EXERCISE REQUIREMENTS: Gather every line that includes the word "JSON", please.

Records about charts and figures
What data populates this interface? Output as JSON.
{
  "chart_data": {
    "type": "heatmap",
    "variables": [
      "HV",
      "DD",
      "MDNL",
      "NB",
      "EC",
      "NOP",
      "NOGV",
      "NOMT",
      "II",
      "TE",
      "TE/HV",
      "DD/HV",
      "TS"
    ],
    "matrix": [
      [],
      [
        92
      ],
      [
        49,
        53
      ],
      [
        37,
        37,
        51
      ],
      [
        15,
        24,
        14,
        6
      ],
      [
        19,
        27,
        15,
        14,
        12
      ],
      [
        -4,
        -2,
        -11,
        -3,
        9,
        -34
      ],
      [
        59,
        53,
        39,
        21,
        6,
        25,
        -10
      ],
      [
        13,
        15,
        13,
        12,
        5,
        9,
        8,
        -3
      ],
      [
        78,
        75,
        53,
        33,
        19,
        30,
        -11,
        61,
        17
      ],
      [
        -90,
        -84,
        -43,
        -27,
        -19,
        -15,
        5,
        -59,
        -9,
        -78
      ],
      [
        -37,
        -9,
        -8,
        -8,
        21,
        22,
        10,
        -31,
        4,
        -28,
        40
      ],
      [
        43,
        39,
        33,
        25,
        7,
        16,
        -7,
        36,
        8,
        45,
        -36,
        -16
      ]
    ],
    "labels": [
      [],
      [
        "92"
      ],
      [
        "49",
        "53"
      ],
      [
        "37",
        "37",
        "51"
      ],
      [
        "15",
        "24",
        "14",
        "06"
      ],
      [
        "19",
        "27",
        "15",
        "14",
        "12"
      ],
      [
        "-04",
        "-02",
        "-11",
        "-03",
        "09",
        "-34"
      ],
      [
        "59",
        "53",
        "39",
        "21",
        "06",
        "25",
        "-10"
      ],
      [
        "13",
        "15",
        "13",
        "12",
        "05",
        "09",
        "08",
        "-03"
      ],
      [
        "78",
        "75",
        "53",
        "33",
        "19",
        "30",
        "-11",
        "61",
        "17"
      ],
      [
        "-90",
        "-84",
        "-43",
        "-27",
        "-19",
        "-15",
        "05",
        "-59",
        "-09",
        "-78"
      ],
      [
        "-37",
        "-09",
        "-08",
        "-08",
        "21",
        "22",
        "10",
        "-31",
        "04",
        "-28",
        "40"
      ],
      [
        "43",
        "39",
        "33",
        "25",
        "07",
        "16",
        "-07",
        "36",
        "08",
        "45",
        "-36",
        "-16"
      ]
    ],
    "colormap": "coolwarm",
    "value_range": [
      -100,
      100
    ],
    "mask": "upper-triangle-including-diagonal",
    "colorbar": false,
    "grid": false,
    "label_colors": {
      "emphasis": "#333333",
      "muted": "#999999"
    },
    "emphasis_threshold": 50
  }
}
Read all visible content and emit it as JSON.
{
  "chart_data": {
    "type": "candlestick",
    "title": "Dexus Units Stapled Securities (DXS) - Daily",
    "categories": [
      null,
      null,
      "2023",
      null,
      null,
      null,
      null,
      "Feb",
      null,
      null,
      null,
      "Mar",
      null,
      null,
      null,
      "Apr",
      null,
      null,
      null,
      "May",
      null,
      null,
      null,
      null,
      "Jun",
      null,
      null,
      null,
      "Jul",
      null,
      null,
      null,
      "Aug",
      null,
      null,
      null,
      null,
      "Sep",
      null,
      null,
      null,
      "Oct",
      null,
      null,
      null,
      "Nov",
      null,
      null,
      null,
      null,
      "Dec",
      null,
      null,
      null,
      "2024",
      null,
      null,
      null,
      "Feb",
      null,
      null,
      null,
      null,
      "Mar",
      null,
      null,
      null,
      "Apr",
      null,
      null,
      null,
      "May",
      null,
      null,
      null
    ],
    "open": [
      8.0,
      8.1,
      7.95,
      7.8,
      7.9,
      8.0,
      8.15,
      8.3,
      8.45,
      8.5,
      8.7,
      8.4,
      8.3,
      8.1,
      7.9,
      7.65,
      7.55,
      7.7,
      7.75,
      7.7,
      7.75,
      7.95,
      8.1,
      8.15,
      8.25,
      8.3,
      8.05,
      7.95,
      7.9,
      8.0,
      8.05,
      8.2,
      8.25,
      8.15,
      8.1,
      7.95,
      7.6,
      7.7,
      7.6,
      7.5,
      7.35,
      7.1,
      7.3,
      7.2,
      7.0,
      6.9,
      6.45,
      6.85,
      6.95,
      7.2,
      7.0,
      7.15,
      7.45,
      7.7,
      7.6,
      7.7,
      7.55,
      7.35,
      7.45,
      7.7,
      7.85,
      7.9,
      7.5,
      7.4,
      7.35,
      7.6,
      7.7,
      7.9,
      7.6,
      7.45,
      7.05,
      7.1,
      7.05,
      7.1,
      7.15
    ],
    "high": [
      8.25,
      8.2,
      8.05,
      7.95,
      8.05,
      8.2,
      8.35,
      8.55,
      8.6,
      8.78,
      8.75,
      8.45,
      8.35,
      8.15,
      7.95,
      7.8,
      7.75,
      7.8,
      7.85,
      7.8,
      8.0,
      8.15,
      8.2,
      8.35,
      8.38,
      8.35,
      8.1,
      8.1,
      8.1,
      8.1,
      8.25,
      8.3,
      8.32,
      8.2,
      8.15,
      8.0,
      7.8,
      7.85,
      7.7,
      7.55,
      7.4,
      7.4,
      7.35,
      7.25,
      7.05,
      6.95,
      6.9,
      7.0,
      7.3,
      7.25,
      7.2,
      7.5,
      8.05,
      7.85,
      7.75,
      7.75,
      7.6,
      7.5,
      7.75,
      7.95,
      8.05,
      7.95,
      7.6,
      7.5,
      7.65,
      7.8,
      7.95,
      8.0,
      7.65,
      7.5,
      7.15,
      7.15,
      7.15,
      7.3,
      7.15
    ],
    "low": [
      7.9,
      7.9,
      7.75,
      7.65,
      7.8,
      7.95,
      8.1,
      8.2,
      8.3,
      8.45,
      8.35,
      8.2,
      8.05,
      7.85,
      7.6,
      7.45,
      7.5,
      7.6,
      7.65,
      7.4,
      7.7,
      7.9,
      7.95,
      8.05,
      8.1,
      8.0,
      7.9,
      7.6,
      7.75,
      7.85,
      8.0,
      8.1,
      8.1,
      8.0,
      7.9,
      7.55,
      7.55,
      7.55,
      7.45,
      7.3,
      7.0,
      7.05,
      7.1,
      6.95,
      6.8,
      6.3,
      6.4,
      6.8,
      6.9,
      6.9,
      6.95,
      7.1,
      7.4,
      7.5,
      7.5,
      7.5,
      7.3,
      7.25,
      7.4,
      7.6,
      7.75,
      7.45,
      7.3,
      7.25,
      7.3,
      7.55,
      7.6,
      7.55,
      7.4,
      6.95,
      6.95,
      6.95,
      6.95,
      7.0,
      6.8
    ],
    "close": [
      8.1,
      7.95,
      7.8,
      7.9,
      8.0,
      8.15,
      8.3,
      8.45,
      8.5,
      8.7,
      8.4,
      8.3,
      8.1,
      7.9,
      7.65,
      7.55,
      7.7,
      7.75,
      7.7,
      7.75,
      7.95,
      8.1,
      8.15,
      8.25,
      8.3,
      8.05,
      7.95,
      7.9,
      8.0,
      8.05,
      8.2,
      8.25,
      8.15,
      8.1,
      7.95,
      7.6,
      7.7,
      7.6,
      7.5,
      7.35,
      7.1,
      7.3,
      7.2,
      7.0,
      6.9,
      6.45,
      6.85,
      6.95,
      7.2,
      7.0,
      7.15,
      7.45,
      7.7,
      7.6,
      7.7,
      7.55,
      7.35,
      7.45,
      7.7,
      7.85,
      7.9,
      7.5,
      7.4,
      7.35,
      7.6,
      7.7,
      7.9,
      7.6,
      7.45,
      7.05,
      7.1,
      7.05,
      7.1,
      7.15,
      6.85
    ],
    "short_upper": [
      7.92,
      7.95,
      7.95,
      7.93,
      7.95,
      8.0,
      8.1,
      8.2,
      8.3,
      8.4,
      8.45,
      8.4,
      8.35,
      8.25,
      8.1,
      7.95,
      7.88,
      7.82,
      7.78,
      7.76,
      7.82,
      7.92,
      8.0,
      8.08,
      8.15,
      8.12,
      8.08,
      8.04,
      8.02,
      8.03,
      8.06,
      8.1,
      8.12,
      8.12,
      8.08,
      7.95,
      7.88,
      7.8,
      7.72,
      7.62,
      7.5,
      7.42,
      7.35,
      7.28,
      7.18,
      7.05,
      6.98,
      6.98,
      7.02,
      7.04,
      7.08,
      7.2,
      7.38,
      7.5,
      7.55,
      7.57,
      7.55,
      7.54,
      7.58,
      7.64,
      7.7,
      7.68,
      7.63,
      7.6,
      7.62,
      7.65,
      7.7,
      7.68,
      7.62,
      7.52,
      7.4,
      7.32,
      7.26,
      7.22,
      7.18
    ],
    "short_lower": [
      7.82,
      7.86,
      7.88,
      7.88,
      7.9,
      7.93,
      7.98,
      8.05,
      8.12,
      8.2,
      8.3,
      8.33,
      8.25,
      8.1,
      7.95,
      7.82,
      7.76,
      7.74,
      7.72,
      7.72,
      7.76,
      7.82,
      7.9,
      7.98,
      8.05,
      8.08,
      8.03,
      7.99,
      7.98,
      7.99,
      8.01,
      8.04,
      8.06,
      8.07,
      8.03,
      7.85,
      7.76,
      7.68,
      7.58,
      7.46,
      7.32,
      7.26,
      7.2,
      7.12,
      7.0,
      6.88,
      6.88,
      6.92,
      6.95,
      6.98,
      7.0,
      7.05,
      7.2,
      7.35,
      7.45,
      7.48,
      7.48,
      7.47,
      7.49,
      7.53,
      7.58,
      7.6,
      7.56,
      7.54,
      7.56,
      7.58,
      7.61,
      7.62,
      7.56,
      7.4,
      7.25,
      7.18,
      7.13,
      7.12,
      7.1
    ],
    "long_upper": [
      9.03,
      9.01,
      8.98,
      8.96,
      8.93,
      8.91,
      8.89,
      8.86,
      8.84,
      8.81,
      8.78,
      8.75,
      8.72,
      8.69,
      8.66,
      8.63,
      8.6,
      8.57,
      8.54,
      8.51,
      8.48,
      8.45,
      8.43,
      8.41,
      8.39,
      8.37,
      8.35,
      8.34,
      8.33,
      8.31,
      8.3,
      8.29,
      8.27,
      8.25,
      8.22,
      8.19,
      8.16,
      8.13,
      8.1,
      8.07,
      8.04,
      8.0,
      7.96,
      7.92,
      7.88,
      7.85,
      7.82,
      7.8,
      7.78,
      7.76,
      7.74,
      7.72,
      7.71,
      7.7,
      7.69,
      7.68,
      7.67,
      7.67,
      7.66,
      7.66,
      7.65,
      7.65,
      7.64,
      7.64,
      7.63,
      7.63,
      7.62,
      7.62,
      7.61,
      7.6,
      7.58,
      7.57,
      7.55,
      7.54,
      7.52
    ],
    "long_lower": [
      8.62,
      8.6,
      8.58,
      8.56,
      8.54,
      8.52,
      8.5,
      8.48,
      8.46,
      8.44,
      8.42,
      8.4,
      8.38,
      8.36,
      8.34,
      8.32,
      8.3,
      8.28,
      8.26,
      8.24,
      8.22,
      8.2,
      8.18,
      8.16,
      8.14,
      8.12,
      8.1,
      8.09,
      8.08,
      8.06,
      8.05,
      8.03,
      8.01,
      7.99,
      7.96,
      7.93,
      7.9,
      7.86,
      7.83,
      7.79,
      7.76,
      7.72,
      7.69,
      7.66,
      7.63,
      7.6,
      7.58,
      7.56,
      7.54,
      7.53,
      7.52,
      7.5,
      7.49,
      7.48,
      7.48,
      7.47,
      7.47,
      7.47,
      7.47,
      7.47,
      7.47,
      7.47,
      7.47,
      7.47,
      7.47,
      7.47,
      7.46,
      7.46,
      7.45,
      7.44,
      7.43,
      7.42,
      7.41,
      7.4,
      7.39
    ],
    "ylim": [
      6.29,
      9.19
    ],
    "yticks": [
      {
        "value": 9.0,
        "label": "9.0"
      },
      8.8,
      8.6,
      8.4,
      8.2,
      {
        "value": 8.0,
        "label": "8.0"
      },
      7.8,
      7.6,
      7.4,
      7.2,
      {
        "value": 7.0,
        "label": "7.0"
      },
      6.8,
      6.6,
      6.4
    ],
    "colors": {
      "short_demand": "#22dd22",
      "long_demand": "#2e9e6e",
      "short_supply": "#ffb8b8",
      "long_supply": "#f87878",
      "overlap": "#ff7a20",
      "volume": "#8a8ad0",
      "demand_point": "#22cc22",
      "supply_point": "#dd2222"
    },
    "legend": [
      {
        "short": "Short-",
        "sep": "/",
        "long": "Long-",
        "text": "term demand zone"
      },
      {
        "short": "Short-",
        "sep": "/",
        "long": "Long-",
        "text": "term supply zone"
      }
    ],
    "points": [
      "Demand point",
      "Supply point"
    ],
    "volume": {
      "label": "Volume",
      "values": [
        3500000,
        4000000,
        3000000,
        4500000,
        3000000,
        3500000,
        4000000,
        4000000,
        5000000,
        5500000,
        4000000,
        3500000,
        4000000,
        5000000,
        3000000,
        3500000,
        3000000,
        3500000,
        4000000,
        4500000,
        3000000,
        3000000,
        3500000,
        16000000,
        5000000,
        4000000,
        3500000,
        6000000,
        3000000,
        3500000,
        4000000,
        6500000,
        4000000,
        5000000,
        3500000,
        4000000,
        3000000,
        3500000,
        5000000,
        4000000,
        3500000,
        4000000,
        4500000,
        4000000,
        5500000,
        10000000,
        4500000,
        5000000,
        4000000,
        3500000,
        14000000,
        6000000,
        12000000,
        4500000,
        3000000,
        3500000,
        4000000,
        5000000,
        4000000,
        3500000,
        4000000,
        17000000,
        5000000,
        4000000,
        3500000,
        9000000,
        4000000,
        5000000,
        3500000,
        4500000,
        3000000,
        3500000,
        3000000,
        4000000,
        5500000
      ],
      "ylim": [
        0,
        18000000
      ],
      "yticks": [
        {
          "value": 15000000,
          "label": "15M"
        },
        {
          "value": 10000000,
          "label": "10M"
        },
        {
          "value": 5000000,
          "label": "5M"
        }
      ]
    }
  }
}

RESPONSE TO THE EXERCISE:
What data populates this interface? Output as JSON.
Read all visible content and emit it as JSON.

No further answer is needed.